--- Start ---

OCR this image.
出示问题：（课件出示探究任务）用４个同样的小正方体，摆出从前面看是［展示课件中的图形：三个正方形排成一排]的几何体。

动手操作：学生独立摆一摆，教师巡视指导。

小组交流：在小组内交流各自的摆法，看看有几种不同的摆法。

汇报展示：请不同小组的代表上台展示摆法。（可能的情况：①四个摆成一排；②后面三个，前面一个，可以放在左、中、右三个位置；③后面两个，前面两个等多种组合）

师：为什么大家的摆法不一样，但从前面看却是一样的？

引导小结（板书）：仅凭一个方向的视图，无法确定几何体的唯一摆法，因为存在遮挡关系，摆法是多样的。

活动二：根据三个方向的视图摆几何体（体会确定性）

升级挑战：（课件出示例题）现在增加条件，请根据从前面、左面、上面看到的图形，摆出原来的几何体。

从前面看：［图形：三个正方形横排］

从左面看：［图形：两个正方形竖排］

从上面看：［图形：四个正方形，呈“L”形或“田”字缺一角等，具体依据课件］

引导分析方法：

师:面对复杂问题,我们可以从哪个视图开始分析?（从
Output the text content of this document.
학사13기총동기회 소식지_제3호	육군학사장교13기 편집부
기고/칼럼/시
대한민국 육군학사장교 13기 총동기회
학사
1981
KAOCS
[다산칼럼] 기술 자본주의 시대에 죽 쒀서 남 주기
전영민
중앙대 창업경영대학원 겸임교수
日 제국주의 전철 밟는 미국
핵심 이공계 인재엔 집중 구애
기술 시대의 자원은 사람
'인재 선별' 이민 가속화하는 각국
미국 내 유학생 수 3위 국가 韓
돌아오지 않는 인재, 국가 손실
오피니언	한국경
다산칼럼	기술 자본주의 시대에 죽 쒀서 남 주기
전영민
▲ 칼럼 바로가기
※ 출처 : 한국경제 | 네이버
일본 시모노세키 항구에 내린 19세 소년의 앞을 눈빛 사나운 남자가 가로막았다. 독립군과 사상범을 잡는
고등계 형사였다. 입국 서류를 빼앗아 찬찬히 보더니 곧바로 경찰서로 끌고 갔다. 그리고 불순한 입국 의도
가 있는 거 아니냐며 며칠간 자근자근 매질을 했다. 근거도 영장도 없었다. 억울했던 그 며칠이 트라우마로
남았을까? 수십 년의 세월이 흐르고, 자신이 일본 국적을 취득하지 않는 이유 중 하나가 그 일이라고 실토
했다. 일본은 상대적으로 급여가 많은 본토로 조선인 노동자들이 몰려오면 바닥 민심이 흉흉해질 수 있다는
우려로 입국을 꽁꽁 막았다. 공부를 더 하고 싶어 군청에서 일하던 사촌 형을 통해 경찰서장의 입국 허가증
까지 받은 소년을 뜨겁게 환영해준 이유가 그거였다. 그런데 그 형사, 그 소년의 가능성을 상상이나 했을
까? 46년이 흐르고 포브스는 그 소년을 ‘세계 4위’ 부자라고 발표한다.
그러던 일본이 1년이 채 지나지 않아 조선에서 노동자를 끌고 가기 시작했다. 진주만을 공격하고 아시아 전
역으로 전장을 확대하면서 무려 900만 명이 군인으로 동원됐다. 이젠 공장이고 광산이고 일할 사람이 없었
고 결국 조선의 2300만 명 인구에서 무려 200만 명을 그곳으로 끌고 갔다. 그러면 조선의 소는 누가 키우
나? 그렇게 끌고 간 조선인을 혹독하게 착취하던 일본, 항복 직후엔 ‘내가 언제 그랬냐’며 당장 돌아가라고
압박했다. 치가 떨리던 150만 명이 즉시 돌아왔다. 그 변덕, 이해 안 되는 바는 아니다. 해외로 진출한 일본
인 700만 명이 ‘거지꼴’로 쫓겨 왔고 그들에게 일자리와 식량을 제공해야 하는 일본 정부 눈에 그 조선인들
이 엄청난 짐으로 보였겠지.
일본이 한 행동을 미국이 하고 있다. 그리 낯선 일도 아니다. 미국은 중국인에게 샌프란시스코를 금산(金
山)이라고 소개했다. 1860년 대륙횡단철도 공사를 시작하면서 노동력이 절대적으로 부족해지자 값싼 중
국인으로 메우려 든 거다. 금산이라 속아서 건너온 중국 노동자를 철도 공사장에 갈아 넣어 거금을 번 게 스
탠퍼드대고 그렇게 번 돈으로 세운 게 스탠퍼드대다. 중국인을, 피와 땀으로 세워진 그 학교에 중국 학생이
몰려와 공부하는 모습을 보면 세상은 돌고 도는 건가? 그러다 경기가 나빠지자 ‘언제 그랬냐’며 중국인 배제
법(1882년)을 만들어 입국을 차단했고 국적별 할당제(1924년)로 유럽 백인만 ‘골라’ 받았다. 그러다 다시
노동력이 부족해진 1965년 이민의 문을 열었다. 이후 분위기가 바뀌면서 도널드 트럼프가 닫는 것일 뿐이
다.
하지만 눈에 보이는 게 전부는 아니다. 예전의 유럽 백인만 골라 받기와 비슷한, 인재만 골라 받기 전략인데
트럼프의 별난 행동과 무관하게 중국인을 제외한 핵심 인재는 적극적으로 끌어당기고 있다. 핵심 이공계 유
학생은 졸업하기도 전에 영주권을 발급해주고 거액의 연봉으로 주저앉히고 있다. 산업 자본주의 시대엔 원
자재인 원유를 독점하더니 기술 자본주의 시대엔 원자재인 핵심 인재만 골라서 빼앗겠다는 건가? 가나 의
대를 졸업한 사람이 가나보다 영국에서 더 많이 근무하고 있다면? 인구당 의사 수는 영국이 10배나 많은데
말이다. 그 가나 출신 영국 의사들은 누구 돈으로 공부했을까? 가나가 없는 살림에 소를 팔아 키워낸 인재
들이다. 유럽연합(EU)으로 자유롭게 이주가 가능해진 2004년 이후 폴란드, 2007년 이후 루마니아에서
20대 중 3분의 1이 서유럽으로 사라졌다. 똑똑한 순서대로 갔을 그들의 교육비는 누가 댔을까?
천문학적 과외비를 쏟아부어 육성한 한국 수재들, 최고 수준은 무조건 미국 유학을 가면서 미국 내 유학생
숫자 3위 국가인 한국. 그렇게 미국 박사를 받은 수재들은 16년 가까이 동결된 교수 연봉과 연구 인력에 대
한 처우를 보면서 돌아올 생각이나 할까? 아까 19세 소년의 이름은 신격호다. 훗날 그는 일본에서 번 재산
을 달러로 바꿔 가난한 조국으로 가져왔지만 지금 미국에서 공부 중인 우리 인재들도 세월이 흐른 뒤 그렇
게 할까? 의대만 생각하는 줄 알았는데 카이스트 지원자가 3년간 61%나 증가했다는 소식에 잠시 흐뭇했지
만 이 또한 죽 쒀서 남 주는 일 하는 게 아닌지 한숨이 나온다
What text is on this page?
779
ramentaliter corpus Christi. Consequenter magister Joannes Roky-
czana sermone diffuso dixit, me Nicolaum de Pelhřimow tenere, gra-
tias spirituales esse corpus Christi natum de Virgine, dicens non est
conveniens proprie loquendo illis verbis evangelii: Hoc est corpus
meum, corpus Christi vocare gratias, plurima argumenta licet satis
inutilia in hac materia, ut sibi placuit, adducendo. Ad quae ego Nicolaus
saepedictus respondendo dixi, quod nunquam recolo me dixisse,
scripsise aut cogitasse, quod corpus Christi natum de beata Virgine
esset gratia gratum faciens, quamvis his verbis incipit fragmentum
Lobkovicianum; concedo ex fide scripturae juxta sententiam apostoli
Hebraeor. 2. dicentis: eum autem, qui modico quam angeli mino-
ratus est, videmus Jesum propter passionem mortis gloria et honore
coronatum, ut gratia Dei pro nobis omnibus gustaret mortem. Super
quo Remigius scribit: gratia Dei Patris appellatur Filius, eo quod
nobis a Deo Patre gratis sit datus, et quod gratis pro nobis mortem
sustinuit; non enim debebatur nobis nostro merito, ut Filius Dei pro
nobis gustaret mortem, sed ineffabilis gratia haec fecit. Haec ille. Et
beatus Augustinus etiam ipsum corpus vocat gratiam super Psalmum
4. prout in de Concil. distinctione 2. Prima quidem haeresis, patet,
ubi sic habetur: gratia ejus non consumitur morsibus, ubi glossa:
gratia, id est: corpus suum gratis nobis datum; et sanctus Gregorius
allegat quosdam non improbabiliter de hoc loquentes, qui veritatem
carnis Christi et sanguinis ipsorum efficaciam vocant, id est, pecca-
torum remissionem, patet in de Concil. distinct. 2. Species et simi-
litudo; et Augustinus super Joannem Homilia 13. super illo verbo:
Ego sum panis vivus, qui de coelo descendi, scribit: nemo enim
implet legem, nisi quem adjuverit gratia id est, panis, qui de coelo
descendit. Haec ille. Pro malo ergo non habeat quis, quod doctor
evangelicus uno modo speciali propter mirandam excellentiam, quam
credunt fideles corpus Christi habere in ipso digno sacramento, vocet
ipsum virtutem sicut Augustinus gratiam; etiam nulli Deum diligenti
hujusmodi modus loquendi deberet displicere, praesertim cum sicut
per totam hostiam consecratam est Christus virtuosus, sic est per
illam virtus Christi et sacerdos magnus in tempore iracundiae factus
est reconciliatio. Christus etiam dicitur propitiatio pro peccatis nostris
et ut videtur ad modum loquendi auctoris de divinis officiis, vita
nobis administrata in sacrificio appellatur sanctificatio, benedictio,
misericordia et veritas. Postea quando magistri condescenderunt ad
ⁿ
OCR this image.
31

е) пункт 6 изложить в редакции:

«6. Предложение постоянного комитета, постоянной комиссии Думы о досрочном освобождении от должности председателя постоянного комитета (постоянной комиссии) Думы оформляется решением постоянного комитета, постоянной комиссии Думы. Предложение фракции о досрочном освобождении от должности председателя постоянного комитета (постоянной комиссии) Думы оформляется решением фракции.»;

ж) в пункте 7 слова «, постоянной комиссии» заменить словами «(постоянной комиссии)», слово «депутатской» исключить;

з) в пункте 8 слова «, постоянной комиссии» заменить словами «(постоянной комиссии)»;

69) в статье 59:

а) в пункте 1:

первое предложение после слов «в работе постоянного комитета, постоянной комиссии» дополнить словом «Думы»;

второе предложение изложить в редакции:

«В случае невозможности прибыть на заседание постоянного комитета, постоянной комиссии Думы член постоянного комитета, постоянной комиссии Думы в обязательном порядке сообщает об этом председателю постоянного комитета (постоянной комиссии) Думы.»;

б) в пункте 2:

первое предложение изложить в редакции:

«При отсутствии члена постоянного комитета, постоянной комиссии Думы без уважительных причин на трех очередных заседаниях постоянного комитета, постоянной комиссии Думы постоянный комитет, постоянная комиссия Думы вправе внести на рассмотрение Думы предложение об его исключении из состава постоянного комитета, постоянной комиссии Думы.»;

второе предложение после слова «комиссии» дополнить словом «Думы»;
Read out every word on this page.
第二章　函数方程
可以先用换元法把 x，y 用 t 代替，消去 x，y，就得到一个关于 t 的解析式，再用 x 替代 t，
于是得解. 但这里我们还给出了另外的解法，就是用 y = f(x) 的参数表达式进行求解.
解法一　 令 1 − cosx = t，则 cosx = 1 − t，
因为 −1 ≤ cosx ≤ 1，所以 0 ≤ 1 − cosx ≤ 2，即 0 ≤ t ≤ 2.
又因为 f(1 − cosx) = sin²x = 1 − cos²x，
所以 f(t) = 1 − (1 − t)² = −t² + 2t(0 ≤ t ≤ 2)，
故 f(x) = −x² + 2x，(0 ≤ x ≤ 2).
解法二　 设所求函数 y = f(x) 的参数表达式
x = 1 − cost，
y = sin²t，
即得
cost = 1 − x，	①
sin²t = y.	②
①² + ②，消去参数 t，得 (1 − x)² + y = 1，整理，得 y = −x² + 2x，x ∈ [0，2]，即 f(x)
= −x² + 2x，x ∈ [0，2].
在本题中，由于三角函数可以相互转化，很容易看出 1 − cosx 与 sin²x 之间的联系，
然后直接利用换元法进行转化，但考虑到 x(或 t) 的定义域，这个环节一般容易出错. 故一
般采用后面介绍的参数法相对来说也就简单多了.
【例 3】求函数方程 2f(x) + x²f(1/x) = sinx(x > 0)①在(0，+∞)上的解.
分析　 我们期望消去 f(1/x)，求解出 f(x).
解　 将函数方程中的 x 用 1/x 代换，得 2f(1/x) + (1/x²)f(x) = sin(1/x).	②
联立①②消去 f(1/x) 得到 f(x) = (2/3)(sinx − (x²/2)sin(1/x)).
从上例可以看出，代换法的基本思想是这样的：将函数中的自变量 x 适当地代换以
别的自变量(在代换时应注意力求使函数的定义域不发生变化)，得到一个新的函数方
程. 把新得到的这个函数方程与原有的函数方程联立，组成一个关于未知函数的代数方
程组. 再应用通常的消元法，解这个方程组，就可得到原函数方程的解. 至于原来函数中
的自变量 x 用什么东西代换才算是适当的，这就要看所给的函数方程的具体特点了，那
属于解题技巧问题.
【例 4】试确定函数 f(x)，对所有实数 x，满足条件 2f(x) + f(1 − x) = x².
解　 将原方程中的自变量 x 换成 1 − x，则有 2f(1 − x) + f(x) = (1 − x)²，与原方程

--- End ---

Show all lines from the data above in which the word "page" appears.

[SOLUTION FOR THIS TASK]:
What text is on this page?
Read out every word on this page.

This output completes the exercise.